* **REQUIRED TASK A**
In the records, can you rewrite the part that opens with the line containing "prayer-line1: Ruegan a" and closes with the line containing "chapel-info: CAPILLA ARDIENTE: TANATORIO", changing "Febrero" to "Marzo" and leaving all else unchanged?

>> START TEXT PROVIDED

Pedantic fear of commonsense. But, to some extent the whole issue is merely pedantic. With a bit of introspective common sense, we can usually tell if something will be a reinforcer. Otherwise, it’s a little like Newton saying, “Well, that particular putative apple may fall off this putative tree, as described by the law of putative gravity; but we won’t know for sure until we see it; and I won’t know for sure that’s an apple, until I taste it.” While psychology, even behavior analysis, is still a far cry from physics, we know water will be a reinforcer for a healthy, water deprived rat. So, if the rat is not pressing the lever that produces water, something else is amiss. And we know money will be a reinforcer for a healthy worker or executive, regardless of their state of money deprivation. If the person is not pressing the lever that produces money, something else is amiss—probably the behavioral contingencies.

Now it certainly is the case that failure to use effective reinforcers is a major problem in working with children labeled autistic; however, I see no evidence that using the terminology putative reinforcer or reward will decrease the frequency of such futile endeavors. More heavy-duty staff and systems interventions are needed to fix such problems.

>> END TEXT PROVIDED

* **REQUIRED TASK B**
Answer these questions from the passage on reinforcers:
(i) For what kind of rat does the passage say water will be a reinforcer?
(ii) In the imagined Newton quote, what must happen before he will know for sure that it is an apple?
(iii) What does the passage say is needed to fix the problems of failing to use effective reinforcers?

>> START EXTRACTED ENTRIES

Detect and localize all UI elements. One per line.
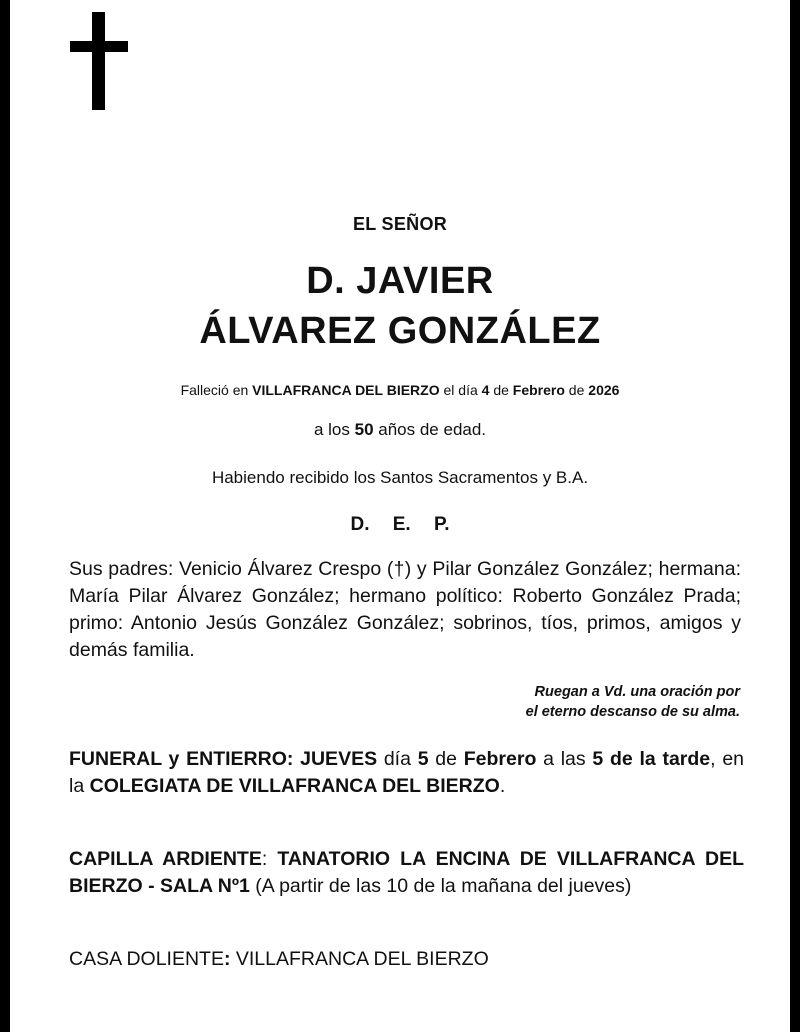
prayer-line1: Ruegan a Vd. una oración por: [534, 684, 740, 700]
funeral-info: FUNERAL y ENTIERRO: JUEVES día 5 de Febrero a las 5 de la tarde, en la COLEGIATA DE VILLAFRANCA DEL BIERZO.: [69, 748, 745, 797]
cross-icon: [70, 12, 128, 110]
funeral-time: 5 de la tarde: [592, 748, 711, 770]
death-place: VILLAFRANCA DEL BIERZO: [252, 382, 440, 398]
death-month: Febrero: [512, 382, 565, 398]
deceased-name-line2: ÁLVAREZ GONZÁLEZ: [199, 310, 601, 352]
deceased-name-line1: D. JAVIER: [306, 260, 494, 302]
home-info: CASA DOLIENTE: VILLAFRANCA DEL BIERZO: [69, 948, 489, 970]
death-day: 4: [481, 382, 490, 398]
prayer-request: [340, 682, 740, 722]
home-label: CASA DOLIENTE: [69, 948, 224, 970]
title-prefix: EL SEÑOR: [352, 214, 448, 234]
chapel-place: TANATORIO LA ENCINA DE VILLAFRANCA DEL BIERZO - SALA Nº1: [69, 848, 744, 897]
funeral-place: COLEGIATA DE VILLAFRANCA DEL BIERZO: [89, 775, 500, 797]
chapel-info: CAPILLA ARDIENTE: TANATORIO LA ENCINA DE VILLAFRANCA DEL BIERZO - SALA Nº1 (A partir de las 10 de la mañana del jueves): [69, 848, 744, 897]
family-paragraph: Sus padres: Venicio Álvarez Crespo (†) y Pilar González González; hermana: María Pilar Álvarez González; hermano político: Roberto González Prada; primo: Antonio Jesús González González; sobrinos, tíos, primos, amigos y demás familia.: [69, 558, 741, 661]
sacraments-line: Habiendo recibido los Santos Sacramentos y B.A.: [211, 468, 589, 487]
death-year: 2026: [588, 382, 620, 398]
chapel-note: (A partir de las 10 de la mañana del jueves): [249, 875, 632, 897]
funeral-label: FUNERAL y ENTIERRO: JUEVES: [69, 748, 378, 770]
age-line: a los 50 años de edad.: [313, 420, 487, 439]
age-years: 50: [354, 420, 374, 439]
prayer-line2: el eterno descanso de su alma.: [525, 704, 740, 720]
obituary-page: [10, 0, 790, 1032]
chapel-label: CAPILLA ARDIENTE: [69, 848, 262, 870]
death-details: Falleció en VILLAFRANCA DEL BIERZO el día 4 de Febrero de 2026: [180, 382, 620, 398]
dep-line: D. E. P.: [350, 514, 450, 535]
home-place: VILLAFRANCA DEL BIERZO: [230, 948, 489, 970]
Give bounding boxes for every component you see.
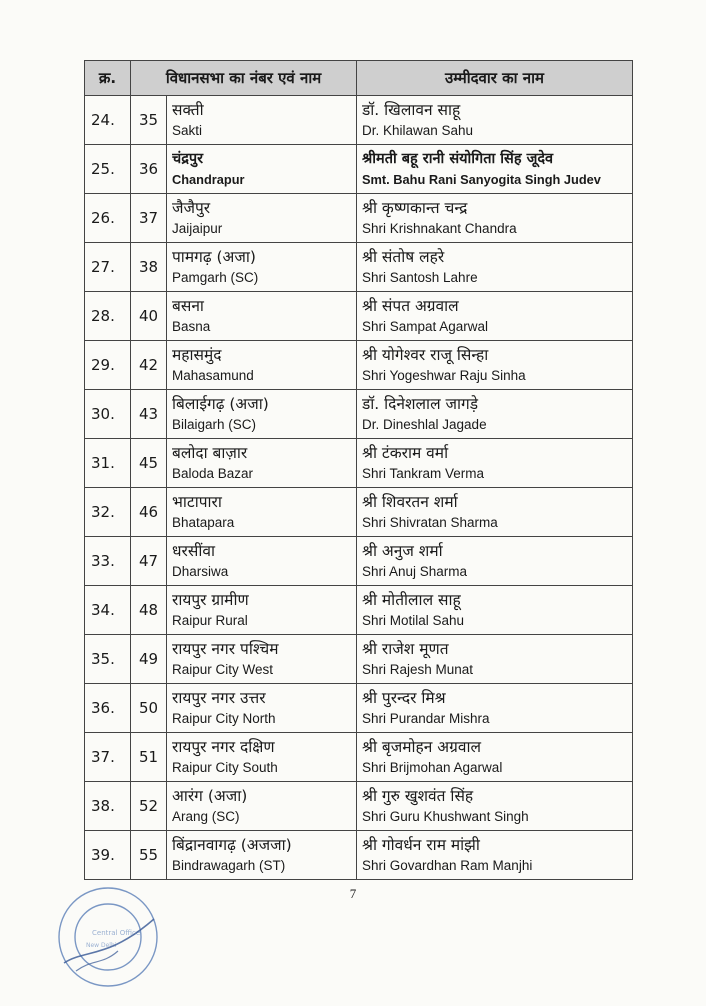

>> END EXTRACTED ENTRIES

* **TASK SOLUTION A**
prayer-line1: Ruegan a Vd. una oración por: [534, 684, 740, 700]
funeral-info: FUNERAL y ENTIERRO: JUEVES día 5 de Marzo a las 5 de la tarde, en la COLEGIATA DE VILLAFRANCA DEL BIERZO.: [69, 748, 745, 797]
cross-icon: [70, 12, 128, 110]
funeral-time: 5 de la tarde: [592, 748, 711, 770]
death-place: VILLAFRANCA DEL BIERZO: [252, 382, 440, 398]
death-month: Marzo: [512, 382, 565, 398]
deceased-name-line2: ÁLVAREZ GONZÁLEZ: [199, 310, 601, 352]
deceased-name-line1: D. JAVIER: [306, 260, 494, 302]
home-info: CASA DOLIENTE: VILLAFRANCA DEL BIERZO: [69, 948, 489, 970]
death-day: 4: [481, 382, 490, 398]
prayer-request: [340, 682, 740, 722]
home-label: CASA DOLIENTE: [69, 948, 224, 970]
title-prefix: EL SEÑOR: [352, 214, 448, 234]
chapel-place: TANATORIO LA ENCINA DE VILLAFRANCA DEL BIERZO - SALA Nº1: [69, 848, 744, 897]
funeral-place: COLEGIATA DE VILLAFRANCA DEL BIERZO: [89, 775, 500, 797]
chapel-info: CAPILLA ARDIENTE: TANATORIO LA ENCINA DE VILLAFRANCA DEL BIERZO - SALA Nº1 (A partir de las 10 de la mañana del jueves): [69, 848, 744, 897]

* **TASK SOLUTION B**
(i) A healthy, water deprived rat.
(ii) He must taste it.
(iii) More heavy-duty staff and systems interventions.